_PROBLEM_:
Throughout the listing below, copy each line containing "header".

_EXTRACTED MATERIAL_:
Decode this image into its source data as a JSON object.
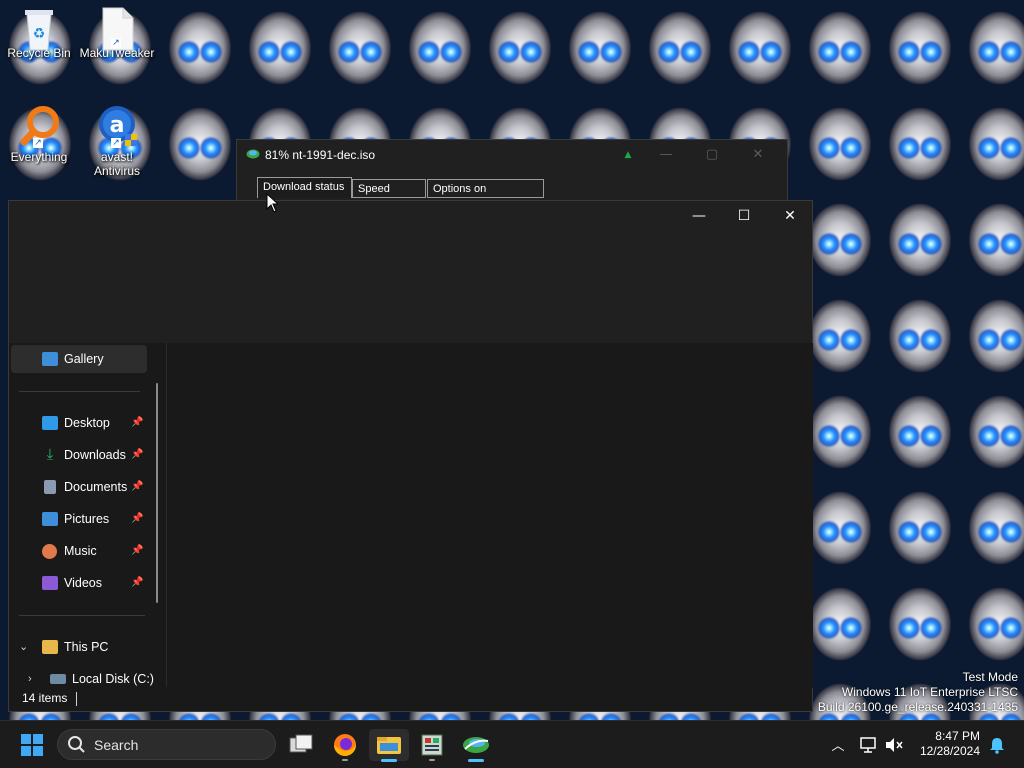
{
  "desktop": {
    "icons": [
      {
        "label": "Recycle Bin",
        "icon": "recycle-bin-icon"
      },
      {
        "label": "MakuTweaker",
        "icon": "file-shortcut-icon"
      },
      {
        "label": "Everything",
        "icon": "everything-search-icon"
      },
      {
        "label": "avast! Antivirus",
        "icon": "avast-icon"
      }
    ],
    "watermark": {
      "line1": "Test Mode",
      "line2": "Windows 11 IoT Enterprise LTSC",
      "line3": "Build 26100.ge_release.240331-1435"
    }
  },
  "download_window": {
    "title": "81% nt-1991-dec.iso",
    "tabs": [
      "Download status",
      "Speed Limiter",
      "Options on completion"
    ],
    "active_tab": "Download status",
    "controls": {
      "minimize": "—",
      "maximize": "▢",
      "close": "✕"
    }
  },
  "explorer": {
    "controls": {
      "minimize": "—",
      "maximize": "☐",
      "close": "✕"
    },
    "nav": {
      "gallery": "Gallery",
      "quick_access": [
        {
          "label": "Desktop",
          "icon": "desktop-icon",
          "color": "#2f9be8"
        },
        {
          "label": "Downloads",
          "icon": "downloads-icon",
          "color": "#2fb36a"
        },
        {
          "label": "Documents",
          "icon": "documents-icon",
          "color": "#8a9bb0"
        },
        {
          "label": "Pictures",
          "icon": "pictures-icon",
          "color": "#3c8fd8"
        },
        {
          "label": "Music",
          "icon": "music-icon",
          "color": "#e07a4a"
        },
        {
          "label": "Videos",
          "icon": "videos-icon",
          "color": "#8c5ad6"
        }
      ],
      "pin_glyph": "📌",
      "this_pc": "This PC",
      "local_disk": "Local Disk (C:)"
    },
    "status": {
      "items": "14 items"
    }
  },
  "taskbar": {
    "search_label": "Search",
    "apps": [
      "start-icon",
      "task-view-icon",
      "firefox-icon",
      "file-explorer-icon",
      "app-icon",
      "download-manager-icon"
    ],
    "time": "8:47 PM",
    "date": "12/28/2024"
  },
  "colors": {
    "accent": "#4cc2ff",
    "window_bg": "#191919",
    "taskbar_bg": "#1c1c1c"
  }
}
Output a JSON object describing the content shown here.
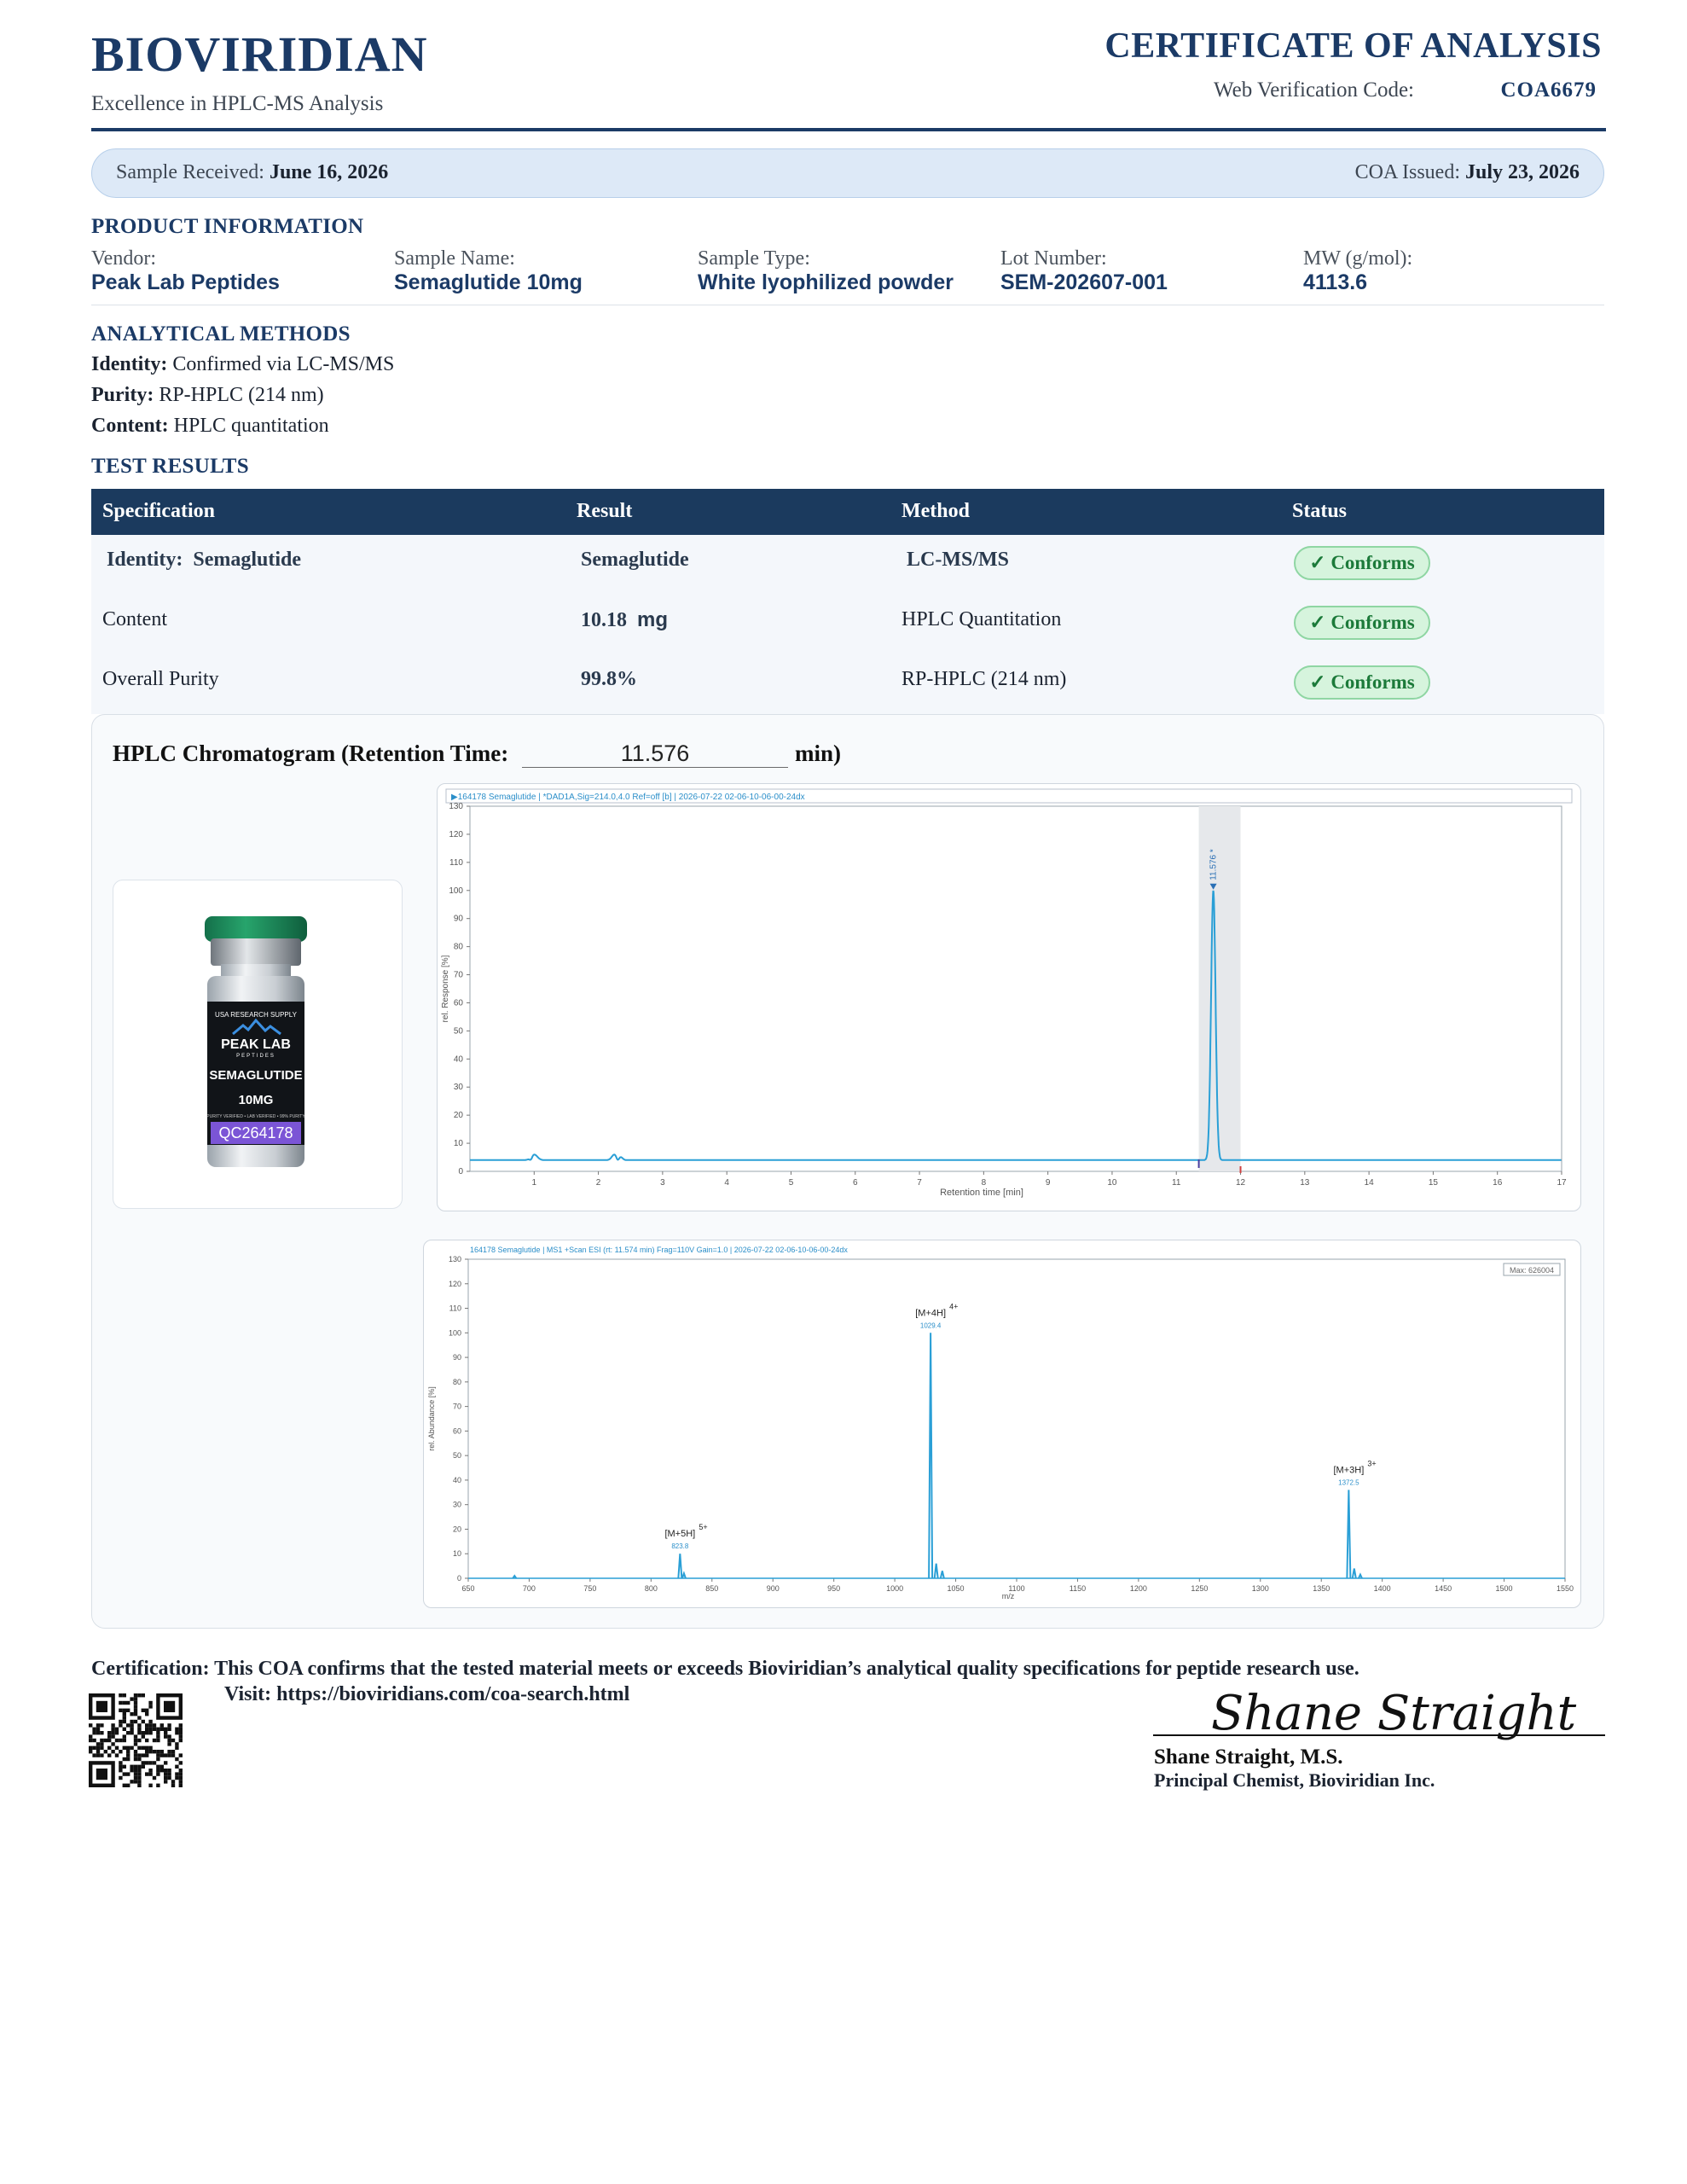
{
  "header": {
    "brand": "BIOVIRIDIAN",
    "tagline": "Excellence in HPLC-MS Analysis",
    "doc_title": "CERTIFICATE OF ANALYSIS",
    "verification_label": "Web Verification Code:",
    "verification_code": "COA6679"
  },
  "dates": {
    "received_label": "Sample Received:",
    "received_value": "June 16, 2026",
    "issued_label": "COA Issued:",
    "issued_value": "July 23, 2026"
  },
  "product": {
    "heading": "PRODUCT INFORMATION",
    "fields": [
      {
        "label": "Vendor:",
        "value": "Peak Lab Peptides"
      },
      {
        "label": "Sample Name:",
        "value": "Semaglutide 10mg"
      },
      {
        "label": "Sample Type:",
        "value": "White lyophilized powder"
      },
      {
        "label": "Lot Number:",
        "value": "SEM-202607-001"
      },
      {
        "label": "MW (g/mol):",
        "value": "4113.6"
      }
    ]
  },
  "methods": {
    "heading": "ANALYTICAL METHODS",
    "lines": [
      {
        "label": "Identity:",
        "value": "Confirmed via LC-MS/MS"
      },
      {
        "label": "Purity:",
        "value": "RP-HPLC (214 nm)"
      },
      {
        "label": "Content:",
        "value": "HPLC quantitation"
      }
    ]
  },
  "results": {
    "heading": "TEST RESULTS",
    "columns": [
      "Specification",
      "Result",
      "Method",
      "Status"
    ],
    "rows": [
      {
        "spec_label": "Identity:",
        "spec_value": "Semaglutide",
        "result": "Semaglutide",
        "result_unit": "",
        "method": "LC-MS/MS",
        "status": "Conforms"
      },
      {
        "spec_label": "Content",
        "spec_value": "",
        "result": "10.18",
        "result_unit": "mg",
        "method": "HPLC Quantitation",
        "status": "Conforms"
      },
      {
        "spec_label": "Overall Purity",
        "spec_value": "",
        "result": "99.8%",
        "result_unit": "",
        "method": "RP-HPLC (214 nm)",
        "status": "Conforms"
      }
    ],
    "check_glyph": "✓"
  },
  "chromatogram": {
    "title": "HPLC Chromatogram (Retention Time:",
    "retention_time": "11.576",
    "title_end": "min)"
  },
  "vial": {
    "top_text": "USA RESEARCH SUPPLY",
    "brand": "PEAK LAB",
    "brand_sub": "PEPTIDES",
    "product": "SEMAGLUTIDE",
    "dose": "10MG",
    "fine_print": "PURITY VERIFIED • LAB VERIFIED • 99% PURITY",
    "qc_code": "QC264178",
    "cap_color": "#1d8f5c"
  },
  "chart_data": [
    {
      "type": "line",
      "header": "164178 Semaglutide | *DAD1A,Sig=214.0,4.0 Ref=off [b] | 2026-07-22 02-06-10-06-00-24dx",
      "xlabel": "Retention time [min]",
      "ylabel": "rel. Response [%]",
      "xlim": [
        0,
        17
      ],
      "ylim": [
        0,
        130
      ],
      "xticks": [
        1,
        2,
        3,
        4,
        5,
        6,
        7,
        8,
        9,
        10,
        11,
        12,
        13,
        14,
        15,
        16,
        17
      ],
      "yticks": [
        0,
        10,
        20,
        30,
        40,
        50,
        60,
        70,
        80,
        90,
        100,
        110,
        120,
        130
      ],
      "peak_label": "11.576 *",
      "baseline": 4,
      "peaks": [
        {
          "x": 1.0,
          "y": 6,
          "width": 0.05
        },
        {
          "x": 2.25,
          "y": 6,
          "width": 0.04
        },
        {
          "x": 2.35,
          "y": 5,
          "width": 0.03
        },
        {
          "x": 11.576,
          "y": 100,
          "width": 0.035
        }
      ],
      "dips": [
        {
          "x": 0.95,
          "y": 3
        },
        {
          "x": 2.3,
          "y": 3
        }
      ],
      "integration_window": [
        11.35,
        12.0
      ],
      "line_color": "#2a9fd6",
      "grid": false
    },
    {
      "type": "bar",
      "header": "164178 Semaglutide | MS1 +Scan ESI (rt: 11.574 min) Frag=110V Gain=1.0 | 2026-07-22 02-06-10-06-00-24dx",
      "max_label": "Max: 626004",
      "xlabel": "m/z",
      "ylabel": "rel. Abundance [%]",
      "xlim": [
        650,
        1550
      ],
      "ylim": [
        0,
        130
      ],
      "xticks": [
        650,
        700,
        750,
        800,
        850,
        900,
        950,
        1000,
        1050,
        1100,
        1150,
        1200,
        1250,
        1300,
        1350,
        1400,
        1450,
        1500,
        1550
      ],
      "yticks": [
        0,
        10,
        20,
        30,
        40,
        50,
        60,
        70,
        80,
        90,
        100,
        110,
        120,
        130
      ],
      "peaks": [
        {
          "mz": 823.8,
          "y": 10,
          "ion": "[M+5H]",
          "charge": "5+"
        },
        {
          "mz": 1029.4,
          "y": 100,
          "ion": "[M+4H]",
          "charge": "4+"
        },
        {
          "mz": 1372.5,
          "y": 36,
          "ion": "[M+3H]",
          "charge": "3+"
        }
      ],
      "minor_peaks": [
        {
          "mz": 688,
          "y": 1
        },
        {
          "mz": 827,
          "y": 2
        },
        {
          "mz": 1034,
          "y": 6
        },
        {
          "mz": 1039,
          "y": 3
        },
        {
          "mz": 1377,
          "y": 4
        },
        {
          "mz": 1382,
          "y": 1.5
        }
      ],
      "line_color": "#2a9fd6",
      "grid": false
    }
  ],
  "footer": {
    "certification": "Certification: This COA confirms that the tested material meets or exceeds Bioviridian’s analytical quality specifications for peptide research use.",
    "visit": "Visit: https://bioviridians.com/coa-search.html",
    "signature_script": "Shane Straight",
    "signer_name": "Shane Straight, M.S.",
    "signer_title": "Principal Chemist, Bioviridian Inc."
  }
}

_PROBLEM SOLUTION_:
  "header": {
      "header": "164178 Semaglutide | *DAD1A,Sig=214.0,4.0 Ref=off [b] | 2026-07-22 02-06-10-06-00-24dx",
      "header": "164178 Semaglutide | MS1 +Scan ESI (rt: 11.574 min) Frag=110V Gain=1.0 | 2026-07-22 02-06-10-06-00-24dx",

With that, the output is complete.